■ **Record list**

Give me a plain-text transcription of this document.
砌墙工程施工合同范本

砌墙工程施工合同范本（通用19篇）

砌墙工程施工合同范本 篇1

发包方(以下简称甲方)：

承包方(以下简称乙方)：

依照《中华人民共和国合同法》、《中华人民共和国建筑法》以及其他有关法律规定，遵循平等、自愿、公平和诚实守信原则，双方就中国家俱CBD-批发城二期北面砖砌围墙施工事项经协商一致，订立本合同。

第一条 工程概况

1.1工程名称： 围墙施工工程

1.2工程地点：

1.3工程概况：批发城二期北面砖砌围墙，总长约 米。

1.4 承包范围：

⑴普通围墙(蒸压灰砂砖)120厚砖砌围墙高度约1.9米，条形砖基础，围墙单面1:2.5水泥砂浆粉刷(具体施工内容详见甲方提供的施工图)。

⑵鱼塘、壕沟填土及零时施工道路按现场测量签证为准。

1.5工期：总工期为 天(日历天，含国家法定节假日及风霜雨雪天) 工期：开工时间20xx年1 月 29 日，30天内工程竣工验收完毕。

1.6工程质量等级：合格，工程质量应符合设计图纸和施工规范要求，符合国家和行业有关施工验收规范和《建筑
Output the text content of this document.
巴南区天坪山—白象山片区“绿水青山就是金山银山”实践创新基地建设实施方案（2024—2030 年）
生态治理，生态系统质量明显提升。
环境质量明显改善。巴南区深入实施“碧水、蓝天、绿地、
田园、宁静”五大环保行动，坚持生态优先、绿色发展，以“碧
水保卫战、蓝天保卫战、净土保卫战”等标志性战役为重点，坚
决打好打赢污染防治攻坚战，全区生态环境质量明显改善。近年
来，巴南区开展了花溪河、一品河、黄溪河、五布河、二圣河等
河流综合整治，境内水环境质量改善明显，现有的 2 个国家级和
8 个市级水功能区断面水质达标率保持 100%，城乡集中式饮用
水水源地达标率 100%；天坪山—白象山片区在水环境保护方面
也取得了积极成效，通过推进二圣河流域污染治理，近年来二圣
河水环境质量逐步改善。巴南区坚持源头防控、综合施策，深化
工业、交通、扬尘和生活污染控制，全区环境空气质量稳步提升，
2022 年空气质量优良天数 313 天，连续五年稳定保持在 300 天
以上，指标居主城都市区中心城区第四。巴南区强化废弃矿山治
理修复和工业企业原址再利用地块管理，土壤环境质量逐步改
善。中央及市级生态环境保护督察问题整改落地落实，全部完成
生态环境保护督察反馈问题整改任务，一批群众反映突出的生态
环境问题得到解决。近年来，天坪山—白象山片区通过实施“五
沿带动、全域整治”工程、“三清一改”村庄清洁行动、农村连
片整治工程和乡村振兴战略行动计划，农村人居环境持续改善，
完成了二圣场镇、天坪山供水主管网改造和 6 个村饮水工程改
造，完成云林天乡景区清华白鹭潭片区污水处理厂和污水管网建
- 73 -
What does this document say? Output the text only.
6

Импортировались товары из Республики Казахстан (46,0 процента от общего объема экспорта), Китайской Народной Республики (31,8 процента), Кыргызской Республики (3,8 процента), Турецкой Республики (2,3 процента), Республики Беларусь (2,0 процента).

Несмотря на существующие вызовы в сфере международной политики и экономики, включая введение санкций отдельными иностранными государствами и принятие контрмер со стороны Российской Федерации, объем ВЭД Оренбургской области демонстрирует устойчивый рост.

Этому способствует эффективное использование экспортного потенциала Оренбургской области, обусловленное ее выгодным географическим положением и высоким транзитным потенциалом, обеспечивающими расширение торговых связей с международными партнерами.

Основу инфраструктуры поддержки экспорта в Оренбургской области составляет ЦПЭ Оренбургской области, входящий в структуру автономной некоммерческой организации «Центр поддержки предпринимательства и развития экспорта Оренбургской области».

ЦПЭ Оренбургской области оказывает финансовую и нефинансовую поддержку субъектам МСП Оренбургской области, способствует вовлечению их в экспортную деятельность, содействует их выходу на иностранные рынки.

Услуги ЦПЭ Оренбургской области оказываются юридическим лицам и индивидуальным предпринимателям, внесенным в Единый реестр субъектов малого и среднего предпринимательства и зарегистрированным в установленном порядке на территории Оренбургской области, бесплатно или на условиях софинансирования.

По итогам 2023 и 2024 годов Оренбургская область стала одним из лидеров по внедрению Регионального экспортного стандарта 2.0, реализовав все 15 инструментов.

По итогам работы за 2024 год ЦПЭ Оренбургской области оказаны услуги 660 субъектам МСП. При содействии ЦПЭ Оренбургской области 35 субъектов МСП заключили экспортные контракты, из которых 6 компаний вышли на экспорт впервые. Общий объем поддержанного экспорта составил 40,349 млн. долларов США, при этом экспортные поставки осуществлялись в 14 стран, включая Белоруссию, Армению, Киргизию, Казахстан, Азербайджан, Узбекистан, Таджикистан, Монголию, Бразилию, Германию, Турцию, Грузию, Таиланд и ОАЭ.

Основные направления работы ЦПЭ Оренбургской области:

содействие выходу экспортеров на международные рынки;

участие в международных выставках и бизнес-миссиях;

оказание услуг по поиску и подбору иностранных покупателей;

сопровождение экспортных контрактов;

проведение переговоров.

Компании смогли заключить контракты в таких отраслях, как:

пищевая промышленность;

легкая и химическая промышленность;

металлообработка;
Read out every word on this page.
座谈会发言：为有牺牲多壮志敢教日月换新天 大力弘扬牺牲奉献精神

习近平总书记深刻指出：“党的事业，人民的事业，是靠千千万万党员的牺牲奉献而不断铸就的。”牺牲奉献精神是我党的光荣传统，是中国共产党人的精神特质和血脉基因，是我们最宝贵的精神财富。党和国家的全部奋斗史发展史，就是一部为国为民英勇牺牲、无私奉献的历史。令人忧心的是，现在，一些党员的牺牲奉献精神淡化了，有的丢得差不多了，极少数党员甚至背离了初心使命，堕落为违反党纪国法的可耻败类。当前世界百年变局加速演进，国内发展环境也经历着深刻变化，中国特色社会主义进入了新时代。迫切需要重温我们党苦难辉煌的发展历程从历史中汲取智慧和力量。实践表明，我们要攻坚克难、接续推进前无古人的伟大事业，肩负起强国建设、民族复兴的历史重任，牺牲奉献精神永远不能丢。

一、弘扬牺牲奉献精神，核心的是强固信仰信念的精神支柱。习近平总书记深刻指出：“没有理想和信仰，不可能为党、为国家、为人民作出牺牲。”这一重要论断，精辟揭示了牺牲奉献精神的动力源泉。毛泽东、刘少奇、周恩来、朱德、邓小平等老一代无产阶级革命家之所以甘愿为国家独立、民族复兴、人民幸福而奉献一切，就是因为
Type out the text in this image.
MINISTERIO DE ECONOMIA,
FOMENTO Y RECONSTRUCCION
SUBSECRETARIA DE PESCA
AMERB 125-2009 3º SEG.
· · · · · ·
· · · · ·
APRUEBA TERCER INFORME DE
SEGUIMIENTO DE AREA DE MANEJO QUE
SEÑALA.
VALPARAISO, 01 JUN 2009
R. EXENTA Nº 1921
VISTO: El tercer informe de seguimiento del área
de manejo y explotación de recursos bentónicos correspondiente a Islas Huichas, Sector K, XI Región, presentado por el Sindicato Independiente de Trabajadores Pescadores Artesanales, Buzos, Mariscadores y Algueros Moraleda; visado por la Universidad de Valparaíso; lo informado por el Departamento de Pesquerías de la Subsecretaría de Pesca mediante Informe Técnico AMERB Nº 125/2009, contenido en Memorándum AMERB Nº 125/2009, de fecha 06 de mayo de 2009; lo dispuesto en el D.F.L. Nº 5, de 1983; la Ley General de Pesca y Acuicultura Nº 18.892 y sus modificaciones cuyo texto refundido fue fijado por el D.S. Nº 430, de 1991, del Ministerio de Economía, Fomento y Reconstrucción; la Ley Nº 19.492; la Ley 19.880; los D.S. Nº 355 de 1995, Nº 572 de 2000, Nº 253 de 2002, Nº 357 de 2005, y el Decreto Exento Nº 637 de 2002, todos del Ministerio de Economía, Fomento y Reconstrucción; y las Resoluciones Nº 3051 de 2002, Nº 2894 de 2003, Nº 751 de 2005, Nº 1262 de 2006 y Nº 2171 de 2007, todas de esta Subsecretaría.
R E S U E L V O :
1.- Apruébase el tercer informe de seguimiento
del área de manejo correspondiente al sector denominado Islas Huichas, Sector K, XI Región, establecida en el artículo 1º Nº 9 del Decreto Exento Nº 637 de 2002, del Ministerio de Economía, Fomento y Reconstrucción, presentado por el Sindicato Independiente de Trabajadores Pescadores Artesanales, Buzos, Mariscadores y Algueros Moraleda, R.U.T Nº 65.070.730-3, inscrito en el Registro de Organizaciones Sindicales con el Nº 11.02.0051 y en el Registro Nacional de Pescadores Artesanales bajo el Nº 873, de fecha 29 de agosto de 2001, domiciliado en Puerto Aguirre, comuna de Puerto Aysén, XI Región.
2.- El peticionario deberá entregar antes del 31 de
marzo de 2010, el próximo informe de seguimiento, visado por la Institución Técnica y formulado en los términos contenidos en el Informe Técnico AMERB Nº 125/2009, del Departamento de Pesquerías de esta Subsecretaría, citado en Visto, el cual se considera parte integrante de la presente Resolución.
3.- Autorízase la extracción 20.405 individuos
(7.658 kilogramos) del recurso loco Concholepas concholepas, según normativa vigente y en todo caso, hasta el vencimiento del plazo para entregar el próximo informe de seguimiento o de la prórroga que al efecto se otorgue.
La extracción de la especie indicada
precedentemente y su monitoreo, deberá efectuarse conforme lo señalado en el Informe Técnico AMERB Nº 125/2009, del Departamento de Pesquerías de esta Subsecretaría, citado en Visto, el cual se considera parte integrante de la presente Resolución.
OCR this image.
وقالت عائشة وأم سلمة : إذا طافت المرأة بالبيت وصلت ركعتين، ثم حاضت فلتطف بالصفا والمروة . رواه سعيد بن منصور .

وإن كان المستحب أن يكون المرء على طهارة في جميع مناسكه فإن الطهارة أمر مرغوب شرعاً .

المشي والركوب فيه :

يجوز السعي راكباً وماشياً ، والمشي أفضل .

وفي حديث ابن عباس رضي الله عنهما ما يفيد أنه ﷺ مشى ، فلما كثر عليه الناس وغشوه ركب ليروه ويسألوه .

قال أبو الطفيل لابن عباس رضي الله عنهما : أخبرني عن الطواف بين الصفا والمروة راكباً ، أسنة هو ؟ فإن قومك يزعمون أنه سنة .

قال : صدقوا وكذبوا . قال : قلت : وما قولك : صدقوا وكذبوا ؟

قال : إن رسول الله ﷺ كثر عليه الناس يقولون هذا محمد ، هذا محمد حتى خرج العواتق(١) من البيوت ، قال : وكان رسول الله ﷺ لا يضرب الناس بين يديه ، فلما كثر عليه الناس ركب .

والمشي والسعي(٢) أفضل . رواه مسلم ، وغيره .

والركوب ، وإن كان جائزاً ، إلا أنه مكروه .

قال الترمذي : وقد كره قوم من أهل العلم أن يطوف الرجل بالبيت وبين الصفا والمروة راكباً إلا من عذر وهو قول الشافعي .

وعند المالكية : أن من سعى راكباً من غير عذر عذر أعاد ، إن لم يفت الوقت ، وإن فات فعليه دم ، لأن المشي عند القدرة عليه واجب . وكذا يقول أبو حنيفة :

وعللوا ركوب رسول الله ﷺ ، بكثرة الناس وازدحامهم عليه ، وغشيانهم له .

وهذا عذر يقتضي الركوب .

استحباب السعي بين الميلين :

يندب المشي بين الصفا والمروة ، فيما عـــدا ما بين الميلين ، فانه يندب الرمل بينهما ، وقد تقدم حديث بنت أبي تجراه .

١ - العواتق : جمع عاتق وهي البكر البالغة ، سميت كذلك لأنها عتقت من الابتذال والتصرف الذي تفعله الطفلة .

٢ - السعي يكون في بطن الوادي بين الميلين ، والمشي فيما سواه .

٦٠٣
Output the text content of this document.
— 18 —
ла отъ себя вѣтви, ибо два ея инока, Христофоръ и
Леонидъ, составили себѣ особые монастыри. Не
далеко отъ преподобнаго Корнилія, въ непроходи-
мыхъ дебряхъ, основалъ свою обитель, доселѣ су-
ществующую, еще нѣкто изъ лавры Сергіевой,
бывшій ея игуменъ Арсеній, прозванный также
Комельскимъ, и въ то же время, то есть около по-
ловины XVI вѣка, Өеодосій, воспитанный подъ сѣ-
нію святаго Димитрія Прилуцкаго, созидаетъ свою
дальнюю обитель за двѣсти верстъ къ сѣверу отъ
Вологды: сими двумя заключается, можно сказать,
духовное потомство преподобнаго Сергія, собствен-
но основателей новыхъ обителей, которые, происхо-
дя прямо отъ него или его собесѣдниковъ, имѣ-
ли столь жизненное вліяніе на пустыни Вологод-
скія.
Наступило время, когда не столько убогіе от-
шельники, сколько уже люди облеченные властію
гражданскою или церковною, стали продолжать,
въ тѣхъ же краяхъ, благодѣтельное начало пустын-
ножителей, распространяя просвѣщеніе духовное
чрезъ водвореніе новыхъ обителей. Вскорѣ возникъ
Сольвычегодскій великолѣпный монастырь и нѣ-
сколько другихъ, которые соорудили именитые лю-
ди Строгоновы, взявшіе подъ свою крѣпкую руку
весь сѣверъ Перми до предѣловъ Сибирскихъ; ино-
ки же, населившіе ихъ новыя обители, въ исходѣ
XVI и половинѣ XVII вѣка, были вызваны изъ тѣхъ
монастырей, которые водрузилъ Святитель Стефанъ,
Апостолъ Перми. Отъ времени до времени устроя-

■ **Directions for this task**
Every line in the data above that contains "considera" needs to be copied.

■ **Full output**
marzo de 2010, el próximo informe de seguimiento, visado por la Institución Técnica y formulado en los términos contenidos en el Informe Técnico AMERB Nº 125/2009, del Departamento de Pesquerías de esta Subsecretaría, citado en Visto, el cual se considera parte integrante de la presente Resolución.
precedentemente y su monitoreo, deberá efectuarse conforme lo señalado en el Informe Técnico AMERB Nº 125/2009, del Departamento de Pesquerías de esta Subsecretaría, citado en Visto, el cual se considera parte integrante de la presente Resolución.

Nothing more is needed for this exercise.